[start]

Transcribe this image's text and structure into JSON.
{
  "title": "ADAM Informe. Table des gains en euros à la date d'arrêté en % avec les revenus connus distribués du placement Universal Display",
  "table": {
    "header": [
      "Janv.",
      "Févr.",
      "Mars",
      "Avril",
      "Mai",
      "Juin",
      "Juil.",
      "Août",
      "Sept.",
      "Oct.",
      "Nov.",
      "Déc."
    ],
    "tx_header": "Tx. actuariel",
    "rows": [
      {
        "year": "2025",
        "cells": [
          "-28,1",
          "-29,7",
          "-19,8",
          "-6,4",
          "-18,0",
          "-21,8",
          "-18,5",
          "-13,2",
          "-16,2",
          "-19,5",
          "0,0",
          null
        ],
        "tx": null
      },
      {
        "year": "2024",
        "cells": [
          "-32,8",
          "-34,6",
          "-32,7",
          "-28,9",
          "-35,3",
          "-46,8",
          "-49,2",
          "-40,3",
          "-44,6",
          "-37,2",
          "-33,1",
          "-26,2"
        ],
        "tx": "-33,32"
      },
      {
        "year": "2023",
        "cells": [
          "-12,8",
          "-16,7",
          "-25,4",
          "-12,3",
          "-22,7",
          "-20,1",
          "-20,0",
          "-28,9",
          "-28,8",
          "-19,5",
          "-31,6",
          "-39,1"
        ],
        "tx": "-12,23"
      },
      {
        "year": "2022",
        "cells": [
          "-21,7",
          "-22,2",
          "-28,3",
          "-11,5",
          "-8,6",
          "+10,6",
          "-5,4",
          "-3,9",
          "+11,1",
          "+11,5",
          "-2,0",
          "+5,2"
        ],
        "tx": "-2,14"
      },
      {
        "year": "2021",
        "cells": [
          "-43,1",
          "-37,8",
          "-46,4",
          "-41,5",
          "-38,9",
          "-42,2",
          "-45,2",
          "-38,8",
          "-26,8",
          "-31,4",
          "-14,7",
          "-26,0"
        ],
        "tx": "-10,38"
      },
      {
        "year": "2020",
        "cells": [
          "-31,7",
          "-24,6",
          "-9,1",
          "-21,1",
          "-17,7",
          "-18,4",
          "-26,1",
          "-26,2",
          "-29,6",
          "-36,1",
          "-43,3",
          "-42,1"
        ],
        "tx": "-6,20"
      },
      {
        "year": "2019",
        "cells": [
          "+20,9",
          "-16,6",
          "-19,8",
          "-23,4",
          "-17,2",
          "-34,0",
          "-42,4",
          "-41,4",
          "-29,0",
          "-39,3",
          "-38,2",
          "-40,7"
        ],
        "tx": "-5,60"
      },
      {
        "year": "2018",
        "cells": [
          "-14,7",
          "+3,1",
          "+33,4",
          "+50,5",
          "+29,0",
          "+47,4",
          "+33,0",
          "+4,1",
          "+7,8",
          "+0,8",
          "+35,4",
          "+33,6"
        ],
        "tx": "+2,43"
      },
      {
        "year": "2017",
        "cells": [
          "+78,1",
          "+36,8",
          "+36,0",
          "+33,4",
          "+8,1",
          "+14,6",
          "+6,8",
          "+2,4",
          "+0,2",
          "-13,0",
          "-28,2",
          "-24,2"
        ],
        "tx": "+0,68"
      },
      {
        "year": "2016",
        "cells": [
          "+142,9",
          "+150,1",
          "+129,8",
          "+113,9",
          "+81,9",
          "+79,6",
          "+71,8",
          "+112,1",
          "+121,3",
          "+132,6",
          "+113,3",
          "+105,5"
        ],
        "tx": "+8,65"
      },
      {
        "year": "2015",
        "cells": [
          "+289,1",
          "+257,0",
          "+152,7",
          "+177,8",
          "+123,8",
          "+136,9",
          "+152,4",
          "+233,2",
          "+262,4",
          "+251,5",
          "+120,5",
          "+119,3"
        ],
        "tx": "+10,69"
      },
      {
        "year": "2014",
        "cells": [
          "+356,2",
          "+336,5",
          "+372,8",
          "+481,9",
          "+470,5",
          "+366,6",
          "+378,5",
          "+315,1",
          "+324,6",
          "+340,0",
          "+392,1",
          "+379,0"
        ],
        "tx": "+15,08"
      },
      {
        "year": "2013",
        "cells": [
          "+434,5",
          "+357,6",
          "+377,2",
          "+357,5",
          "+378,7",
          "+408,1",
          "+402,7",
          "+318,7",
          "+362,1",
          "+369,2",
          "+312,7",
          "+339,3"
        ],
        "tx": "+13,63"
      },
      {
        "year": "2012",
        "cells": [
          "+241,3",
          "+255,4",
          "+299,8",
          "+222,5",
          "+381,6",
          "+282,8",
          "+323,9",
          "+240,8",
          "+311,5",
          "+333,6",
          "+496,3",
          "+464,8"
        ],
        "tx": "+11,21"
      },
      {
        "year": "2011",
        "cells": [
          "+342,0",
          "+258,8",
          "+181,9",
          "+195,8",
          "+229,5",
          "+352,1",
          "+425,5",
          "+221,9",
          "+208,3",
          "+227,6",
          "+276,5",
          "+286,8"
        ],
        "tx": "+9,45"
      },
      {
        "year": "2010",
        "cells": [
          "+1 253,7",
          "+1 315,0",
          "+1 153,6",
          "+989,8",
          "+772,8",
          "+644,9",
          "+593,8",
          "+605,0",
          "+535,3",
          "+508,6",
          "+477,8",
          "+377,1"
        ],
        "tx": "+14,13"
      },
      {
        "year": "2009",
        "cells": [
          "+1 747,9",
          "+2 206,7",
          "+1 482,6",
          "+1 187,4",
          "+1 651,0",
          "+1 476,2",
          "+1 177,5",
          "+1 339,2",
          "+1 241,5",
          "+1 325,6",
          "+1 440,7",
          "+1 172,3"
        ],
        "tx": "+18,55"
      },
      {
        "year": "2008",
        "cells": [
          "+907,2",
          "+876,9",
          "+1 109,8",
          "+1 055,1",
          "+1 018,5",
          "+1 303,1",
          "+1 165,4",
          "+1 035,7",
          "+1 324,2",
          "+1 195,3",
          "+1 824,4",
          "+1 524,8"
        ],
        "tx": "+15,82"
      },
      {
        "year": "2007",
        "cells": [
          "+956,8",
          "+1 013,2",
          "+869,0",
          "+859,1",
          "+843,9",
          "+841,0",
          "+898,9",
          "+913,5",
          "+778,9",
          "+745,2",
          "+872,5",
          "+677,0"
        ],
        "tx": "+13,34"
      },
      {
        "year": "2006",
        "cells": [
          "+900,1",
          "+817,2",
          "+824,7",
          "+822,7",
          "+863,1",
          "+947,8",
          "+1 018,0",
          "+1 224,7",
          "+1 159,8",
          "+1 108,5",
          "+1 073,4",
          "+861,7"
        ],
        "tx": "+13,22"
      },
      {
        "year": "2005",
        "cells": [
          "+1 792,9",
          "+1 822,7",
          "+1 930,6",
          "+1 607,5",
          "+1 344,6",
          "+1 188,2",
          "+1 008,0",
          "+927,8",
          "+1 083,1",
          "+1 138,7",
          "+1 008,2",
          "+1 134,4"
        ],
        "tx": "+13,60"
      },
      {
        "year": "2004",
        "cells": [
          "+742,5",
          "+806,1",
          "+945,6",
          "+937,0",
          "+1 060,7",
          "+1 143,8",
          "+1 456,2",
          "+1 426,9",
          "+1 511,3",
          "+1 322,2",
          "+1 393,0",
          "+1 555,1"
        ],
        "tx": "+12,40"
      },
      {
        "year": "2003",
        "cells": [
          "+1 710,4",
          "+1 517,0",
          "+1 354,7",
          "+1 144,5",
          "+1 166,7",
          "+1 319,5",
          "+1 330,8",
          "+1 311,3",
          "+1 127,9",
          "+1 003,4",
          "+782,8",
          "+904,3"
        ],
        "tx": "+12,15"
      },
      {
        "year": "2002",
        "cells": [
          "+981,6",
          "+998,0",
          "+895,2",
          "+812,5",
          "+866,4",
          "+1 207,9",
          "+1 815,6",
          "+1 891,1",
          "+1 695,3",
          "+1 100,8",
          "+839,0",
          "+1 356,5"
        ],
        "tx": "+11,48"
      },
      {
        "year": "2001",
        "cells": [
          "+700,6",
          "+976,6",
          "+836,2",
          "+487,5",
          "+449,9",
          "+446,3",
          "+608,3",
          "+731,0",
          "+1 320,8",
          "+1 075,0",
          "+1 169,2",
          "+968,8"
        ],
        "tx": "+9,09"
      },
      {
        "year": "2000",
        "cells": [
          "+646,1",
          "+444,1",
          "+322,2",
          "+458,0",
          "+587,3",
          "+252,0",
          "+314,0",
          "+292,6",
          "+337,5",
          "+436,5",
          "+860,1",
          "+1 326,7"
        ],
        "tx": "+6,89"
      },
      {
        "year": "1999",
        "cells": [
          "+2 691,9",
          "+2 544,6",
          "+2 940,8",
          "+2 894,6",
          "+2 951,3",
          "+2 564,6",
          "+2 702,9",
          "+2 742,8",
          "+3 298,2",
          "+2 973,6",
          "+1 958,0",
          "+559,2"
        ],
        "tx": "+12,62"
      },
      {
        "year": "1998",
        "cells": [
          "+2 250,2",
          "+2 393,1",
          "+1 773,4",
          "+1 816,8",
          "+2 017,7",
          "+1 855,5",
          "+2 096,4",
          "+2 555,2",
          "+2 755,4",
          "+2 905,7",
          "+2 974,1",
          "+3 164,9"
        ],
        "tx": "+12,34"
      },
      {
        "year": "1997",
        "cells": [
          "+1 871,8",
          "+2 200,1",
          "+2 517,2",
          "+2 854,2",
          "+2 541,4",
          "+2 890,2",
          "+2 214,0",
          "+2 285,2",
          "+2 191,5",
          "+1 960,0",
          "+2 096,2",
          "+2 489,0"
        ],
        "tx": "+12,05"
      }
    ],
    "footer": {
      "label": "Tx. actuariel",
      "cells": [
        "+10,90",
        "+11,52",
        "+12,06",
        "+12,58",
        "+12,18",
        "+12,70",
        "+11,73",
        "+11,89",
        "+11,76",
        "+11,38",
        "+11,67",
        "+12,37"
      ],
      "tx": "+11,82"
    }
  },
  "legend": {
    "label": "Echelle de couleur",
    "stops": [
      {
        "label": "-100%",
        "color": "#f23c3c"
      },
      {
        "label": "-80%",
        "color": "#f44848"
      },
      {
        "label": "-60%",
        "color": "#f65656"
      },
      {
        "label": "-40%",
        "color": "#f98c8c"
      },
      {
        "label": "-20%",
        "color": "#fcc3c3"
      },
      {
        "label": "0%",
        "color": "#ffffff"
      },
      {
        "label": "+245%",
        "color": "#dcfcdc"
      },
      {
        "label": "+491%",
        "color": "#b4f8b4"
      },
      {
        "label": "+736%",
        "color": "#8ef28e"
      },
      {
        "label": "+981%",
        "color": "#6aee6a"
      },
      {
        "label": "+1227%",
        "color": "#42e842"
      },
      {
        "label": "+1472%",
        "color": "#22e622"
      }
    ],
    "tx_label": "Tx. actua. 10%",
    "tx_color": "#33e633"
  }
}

[end]

**DO THIS**
Copy each line that holds the word "actuariel".

**RESPONSE**
    "tx_header": "Tx. actuariel",
      "label": "Tx. actuariel",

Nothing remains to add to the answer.